* _Data to process_:
+++

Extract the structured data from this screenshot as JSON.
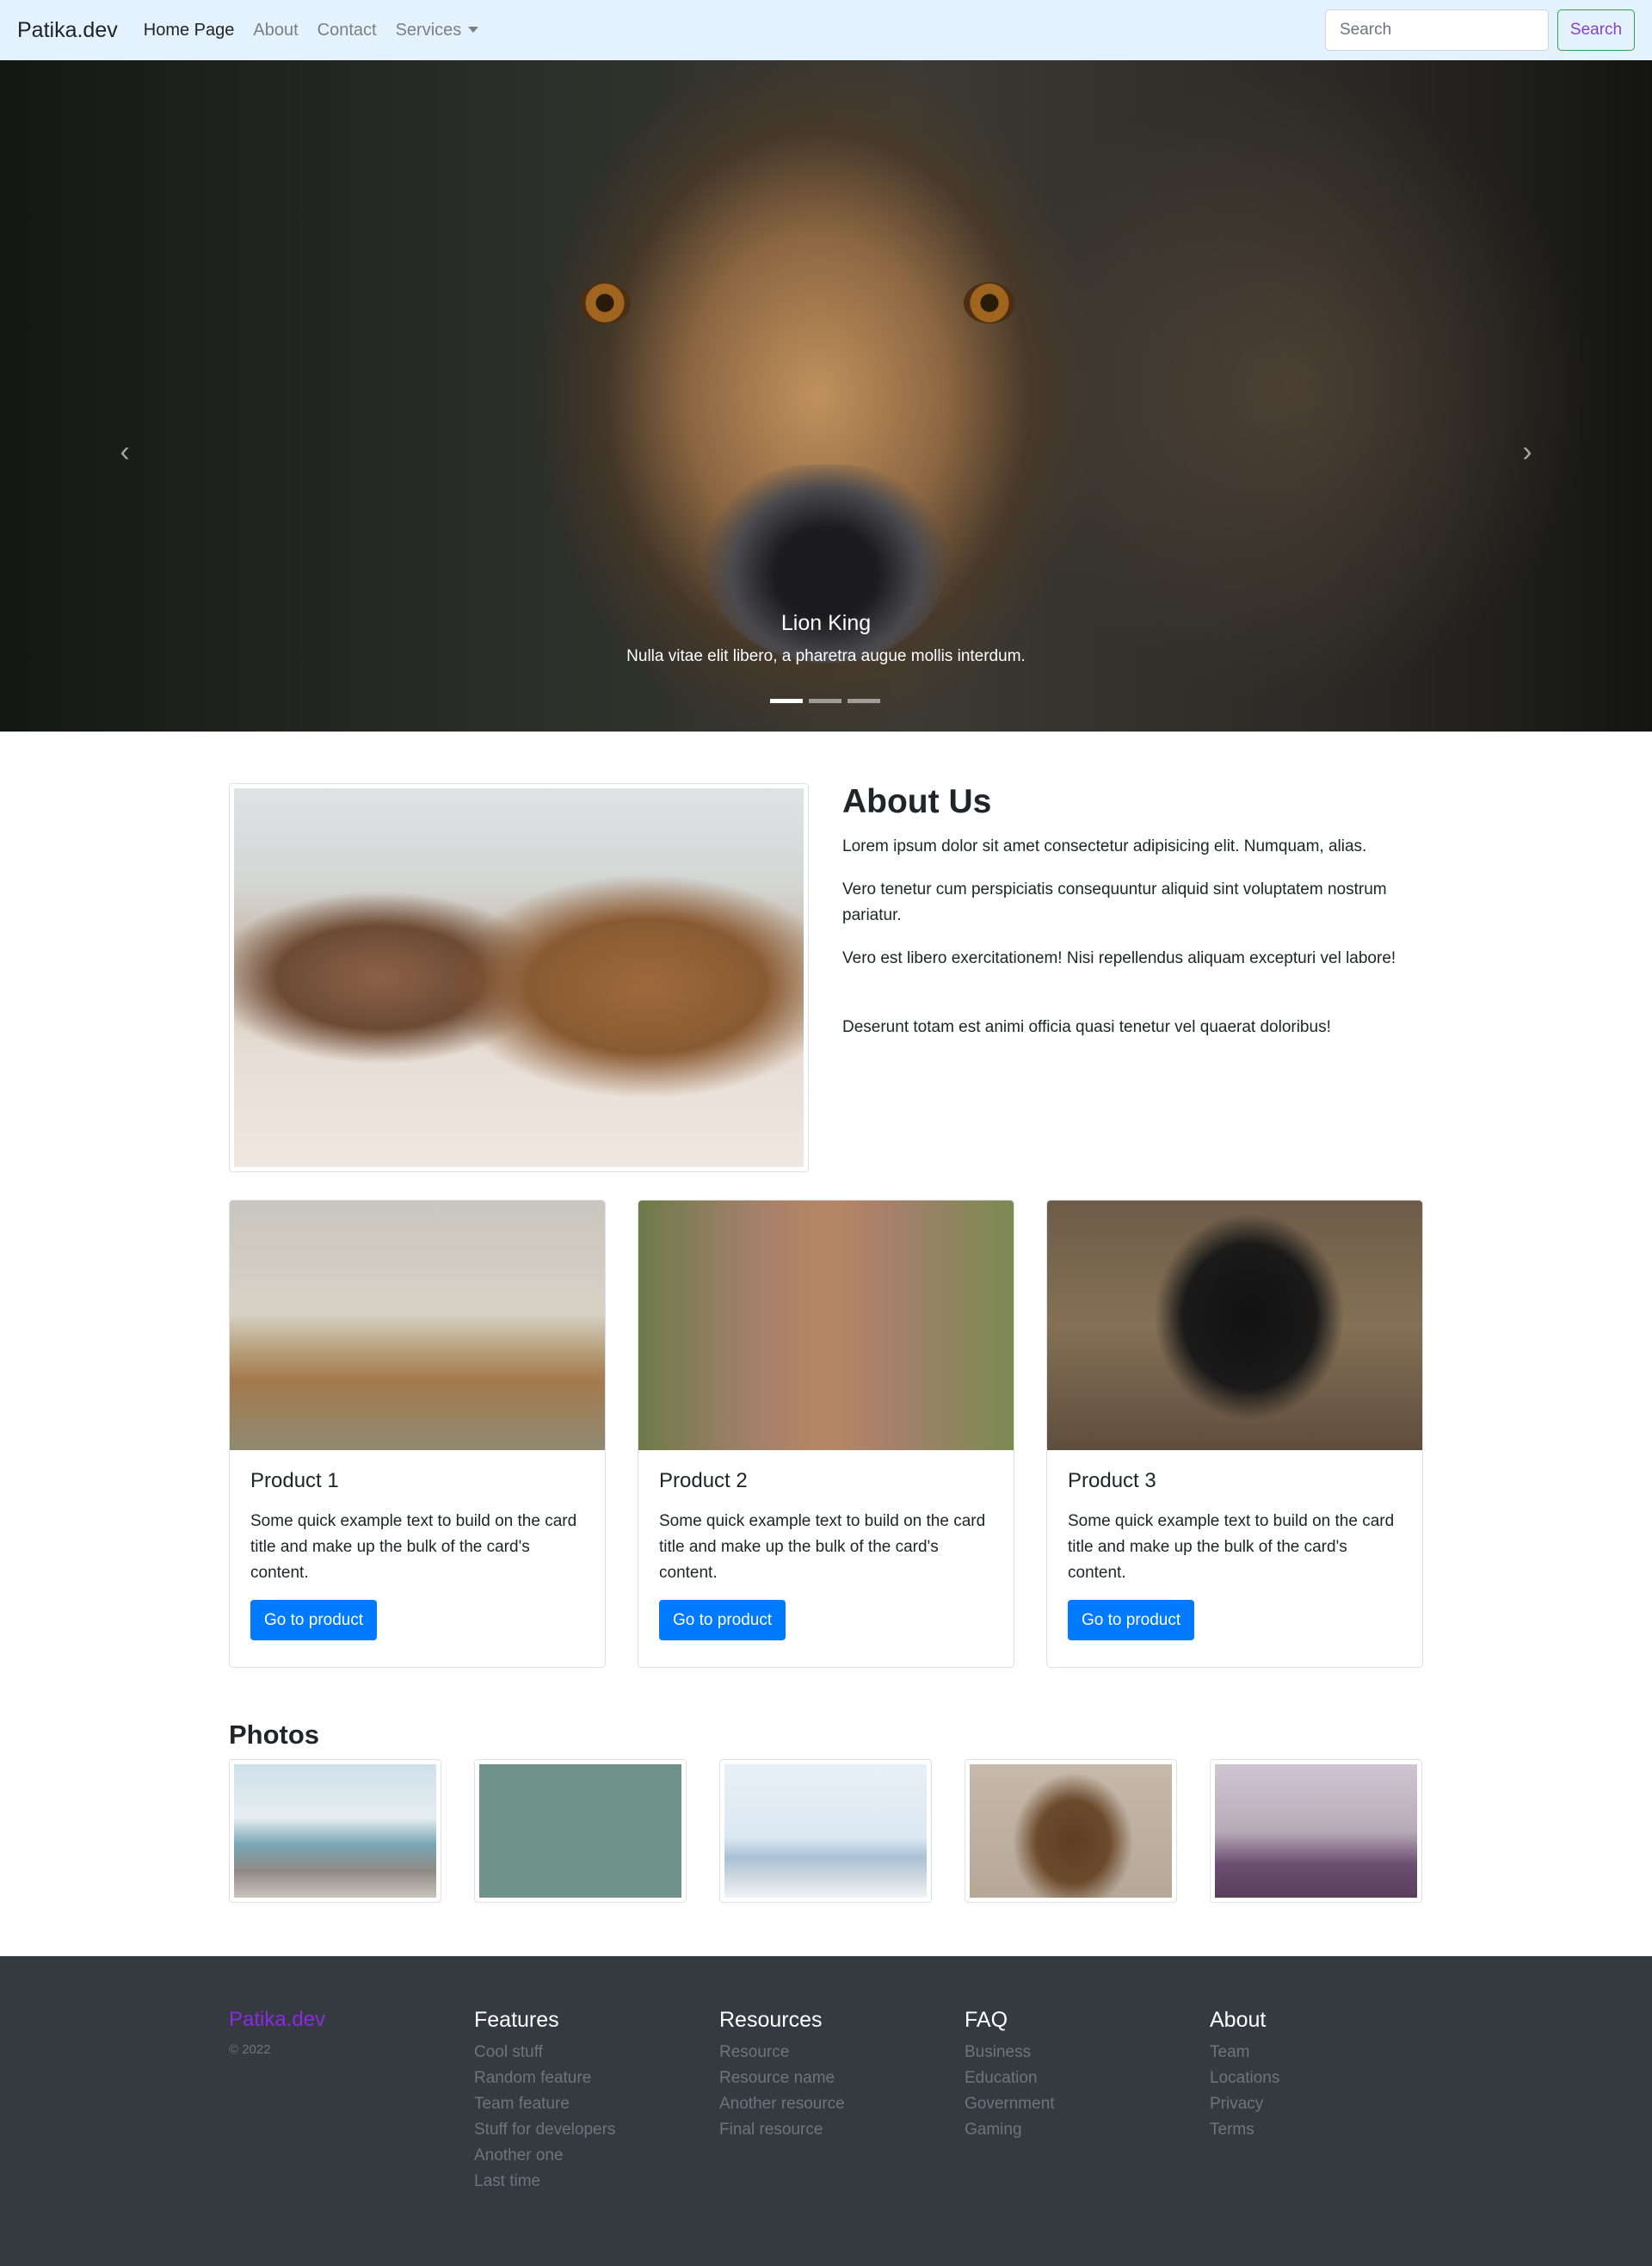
{
  "navbar": {
    "brand": "Patika.dev",
    "links": [
      {
        "label": "Home Page",
        "active": true
      },
      {
        "label": "About",
        "active": false
      },
      {
        "label": "Contact",
        "active": false
      },
      {
        "label": "Services",
        "active": false,
        "dropdown": true
      }
    ],
    "search_placeholder": "Search",
    "search_button": "Search"
  },
  "hero": {
    "caption_title": "Lion King",
    "caption_text": "Nulla vitae elit libero, a pharetra augue mollis interdum.",
    "prev_icon": "chevron-left-icon",
    "next_icon": "chevron-right-icon",
    "indicator_count": 3,
    "active_indicator": 1
  },
  "about": {
    "title": "About Us",
    "paragraphs": [
      "Lorem ipsum dolor sit amet consectetur adipisicing elit. Numquam, alias.",
      "Vero tenetur cum perspiciatis consequuntur aliquid sint voluptatem nostrum pariatur.",
      "Vero est libero exercitationem! Nisi repellendus aliquam excepturi vel labore!",
      "Deserunt totam est animi officia quasi tenetur vel quaerat doloribus!"
    ]
  },
  "cards": [
    {
      "title": "Product 1",
      "text": "Some quick example text to build on the card title and make up the bulk of the card's content.",
      "button": "Go to product"
    },
    {
      "title": "Product 2",
      "text": "Some quick example text to build on the card title and make up the bulk of the card's content.",
      "button": "Go to product"
    },
    {
      "title": "Product 3",
      "text": "Some quick example text to build on the card title and make up the bulk of the card's content.",
      "button": "Go to product"
    }
  ],
  "photos": {
    "title": "Photos"
  },
  "footer": {
    "brand": "Patika.dev",
    "copyright": "© 2022",
    "columns": [
      {
        "heading": "Features",
        "links": [
          "Cool stuff",
          "Random feature",
          "Team feature",
          "Stuff for developers",
          "Another one",
          "Last time"
        ]
      },
      {
        "heading": "Resources",
        "links": [
          "Resource",
          "Resource name",
          "Another resource",
          "Final resource"
        ]
      },
      {
        "heading": "FAQ",
        "links": [
          "Business",
          "Education",
          "Government",
          "Gaming"
        ]
      },
      {
        "heading": "About",
        "links": [
          "Team",
          "Locations",
          "Privacy",
          "Terms"
        ]
      }
    ]
  },
  "colors": {
    "navbar_bg": "#e3f2fd",
    "primary": "#007bff",
    "footer_bg": "#343a40",
    "brand_accent": "#8a2be2"
  }
}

+++

* _Do this_:
Copy and report every line where the word "elit" is present.

* _Result for this task_:
    "caption_text": "Nulla vitae elit libero, a pharetra augue mollis interdum.",
      "Lorem ipsum dolor sit amet consectetur adipisicing elit. Numquam, alias.",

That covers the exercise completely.